* What is required *
Each entry below is to be printed verbatim.
= = = = = = =
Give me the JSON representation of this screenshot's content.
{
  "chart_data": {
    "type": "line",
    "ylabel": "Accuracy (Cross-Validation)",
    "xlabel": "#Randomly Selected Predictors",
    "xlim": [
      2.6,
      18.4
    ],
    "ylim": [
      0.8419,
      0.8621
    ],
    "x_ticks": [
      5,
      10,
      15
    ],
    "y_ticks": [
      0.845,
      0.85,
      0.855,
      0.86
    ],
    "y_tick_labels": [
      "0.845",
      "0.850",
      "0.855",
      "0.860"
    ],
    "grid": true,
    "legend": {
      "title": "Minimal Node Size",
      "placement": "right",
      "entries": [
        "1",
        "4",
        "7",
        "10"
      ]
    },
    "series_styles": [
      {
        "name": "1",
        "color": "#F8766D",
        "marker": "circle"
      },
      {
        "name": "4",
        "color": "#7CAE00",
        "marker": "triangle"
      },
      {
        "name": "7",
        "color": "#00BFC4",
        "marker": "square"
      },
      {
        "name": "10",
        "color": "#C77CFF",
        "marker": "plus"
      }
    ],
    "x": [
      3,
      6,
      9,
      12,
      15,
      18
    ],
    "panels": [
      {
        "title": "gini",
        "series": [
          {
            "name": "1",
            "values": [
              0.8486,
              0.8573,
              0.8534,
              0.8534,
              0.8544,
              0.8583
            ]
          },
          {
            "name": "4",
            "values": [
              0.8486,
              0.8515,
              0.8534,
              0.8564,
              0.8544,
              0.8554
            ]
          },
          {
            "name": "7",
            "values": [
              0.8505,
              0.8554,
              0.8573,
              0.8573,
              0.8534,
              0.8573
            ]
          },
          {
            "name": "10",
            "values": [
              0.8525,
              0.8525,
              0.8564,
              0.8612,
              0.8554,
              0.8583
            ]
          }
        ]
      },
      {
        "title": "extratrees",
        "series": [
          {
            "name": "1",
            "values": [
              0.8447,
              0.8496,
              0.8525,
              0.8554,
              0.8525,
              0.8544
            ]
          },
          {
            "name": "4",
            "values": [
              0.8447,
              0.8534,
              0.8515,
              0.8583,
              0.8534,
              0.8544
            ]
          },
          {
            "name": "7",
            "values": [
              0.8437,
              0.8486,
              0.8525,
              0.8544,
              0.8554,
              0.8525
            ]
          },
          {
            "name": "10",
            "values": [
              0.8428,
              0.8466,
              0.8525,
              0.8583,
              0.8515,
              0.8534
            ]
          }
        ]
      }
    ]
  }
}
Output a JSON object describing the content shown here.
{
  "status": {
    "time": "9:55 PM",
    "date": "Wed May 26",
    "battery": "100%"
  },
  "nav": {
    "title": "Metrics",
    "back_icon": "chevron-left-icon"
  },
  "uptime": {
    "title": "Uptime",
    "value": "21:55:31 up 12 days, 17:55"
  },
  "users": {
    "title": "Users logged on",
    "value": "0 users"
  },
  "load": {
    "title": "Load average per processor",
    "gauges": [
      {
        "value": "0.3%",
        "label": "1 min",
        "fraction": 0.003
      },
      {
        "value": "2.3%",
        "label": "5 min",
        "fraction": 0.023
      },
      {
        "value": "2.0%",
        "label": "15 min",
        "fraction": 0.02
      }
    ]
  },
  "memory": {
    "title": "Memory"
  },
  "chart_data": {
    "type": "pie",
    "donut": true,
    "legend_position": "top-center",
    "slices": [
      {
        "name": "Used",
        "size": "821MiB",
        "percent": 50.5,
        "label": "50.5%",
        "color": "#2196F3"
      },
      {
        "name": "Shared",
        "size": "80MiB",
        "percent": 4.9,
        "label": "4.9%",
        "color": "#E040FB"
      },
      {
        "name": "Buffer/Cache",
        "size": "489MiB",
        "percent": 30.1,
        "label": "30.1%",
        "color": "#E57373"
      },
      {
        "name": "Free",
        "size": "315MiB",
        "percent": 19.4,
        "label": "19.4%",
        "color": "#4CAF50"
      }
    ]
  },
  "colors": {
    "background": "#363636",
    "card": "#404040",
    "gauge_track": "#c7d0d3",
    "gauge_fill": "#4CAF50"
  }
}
= = = = = = =
* Problem solution *
Give me the JSON representation of this screenshot's content.
{
  "chart_data": {
    "type": "line",
    "ylabel": "Accuracy (Cross-Validation)",
    "xlabel": "#Randomly Selected Predictors",
    "xlim": [
      2.6,
      18.4
    ],
    "ylim": [
      0.8419,
      0.8621
    ],
    "x_ticks": [
      5,
      10,
      15
    ],
    "y_ticks": [
      0.845,
      0.85,
      0.855,
      0.86
    ],
    "y_tick_labels": [
      "0.845",
      "0.850",
      "0.855",
      "0.860"
    ],
    "grid": true,
    "legend": {
      "title": "Minimal Node Size",
      "placement": "right",
      "entries": [
        "1",
        "4",
        "7",
        "10"
      ]
    },
    "series_styles": [
      {
        "name": "1",
        "color": "#F8766D",
        "marker": "circle"
      },
      {
        "name": "4",
        "color": "#7CAE00",
        "marker": "triangle"
      },
      {
        "name": "7",
        "color": "#00BFC4",
        "marker": "square"
      },
      {
        "name": "10",
        "color": "#C77CFF",
        "marker": "plus"
      }
    ],
    "x": [
      3,
      6,
      9,
      12,
      15,
      18
    ],
    "panels": [
      {
        "title": "gini",
        "series": [
          {
            "name": "1",
            "values": [
              0.8486,
              0.8573,
              0.8534,
              0.8534,
              0.8544,
              0.8583
            ]
          },
          {
            "name": "4",
            "values": [
              0.8486,
              0.8515,
              0.8534,
              0.8564,
              0.8544,
              0.8554
            ]
          },
          {
            "name": "7",
            "values": [
              0.8505,
              0.8554,
              0.8573,
              0.8573,
              0.8534,
              0.8573
            ]
          },
          {
            "name": "10",
            "values": [
              0.8525,
              0.8525,
              0.8564,
              0.8612,
              0.8554,
              0.8583
            ]
          }
        ]
      },
      {
        "title": "extratrees",
        "series": [
          {
            "name": "1",
            "values": [
              0.8447,
              0.8496,
              0.8525,
              0.8554,
              0.8525,
              0.8544
            ]
          },
          {
            "name": "4",
            "values": [
              0.8447,
              0.8534,
              0.8515,
              0.8583,
              0.8534,
              0.8544
            ]
          },
          {
            "name": "7",
            "values": [
              0.8437,
              0.8486,
              0.8525,
              0.8544,
              0.8554,
              0.8525
            ]
          },
          {
            "name": "10",
            "values": [
              0.8428,
              0.8466,
              0.8525,
              0.8583,
              0.8515,
              0.8534
            ]
          }
        ]
      }
    ]
  }
}
Output a JSON object describing the content shown here.
{
  "status": {
    "time": "9:55 PM",
    "date": "Wed May 26",
    "battery": "100%"
  },
  "nav": {
    "title": "Metrics",
    "back_icon": "chevron-left-icon"
  },
  "uptime": {
    "title": "Uptime",
    "value": "21:55:31 up 12 days, 17:55"
  },
  "users": {
    "title": "Users logged on",
    "value": "0 users"
  },
  "load": {
    "title": "Load average per processor",
    "gauges": [
      {
        "value": "0.3%",
        "label": "1 min",
        "fraction": 0.003
      },
      {
        "value": "2.3%",
        "label": "5 min",
        "fraction": 0.023
      },
      {
        "value": "2.0%",
        "label": "15 min",
        "fraction": 0.02
      }
    ]
  },
  "memory": {
    "title": "Memory"
  },
  "chart_data": {
    "type": "pie",
    "donut": true,
    "legend_position": "top-center",
    "slices": [
      {
        "name": "Used",
        "size": "821MiB",
        "percent": 50.5,
        "label": "50.5%",
        "color": "#2196F3"
      },
      {
        "name": "Shared",
        "size": "80MiB",
        "percent": 4.9,
        "label": "4.9%",
        "color": "#E040FB"
      },
      {
        "name": "Buffer/Cache",
        "size": "489MiB",
        "percent": 30.1,
        "label": "30.1%",
        "color": "#E57373"
      },
      {
        "name": "Free",
        "size": "315MiB",
        "percent": 19.4,
        "label": "19.4%",
        "color": "#4CAF50"
      }
    ]
  },
  "colors": {
    "background": "#363636",
    "card": "#404040",
    "gauge_track": "#c7d0d3",
    "gauge_fill": "#4CAF50"
  }
}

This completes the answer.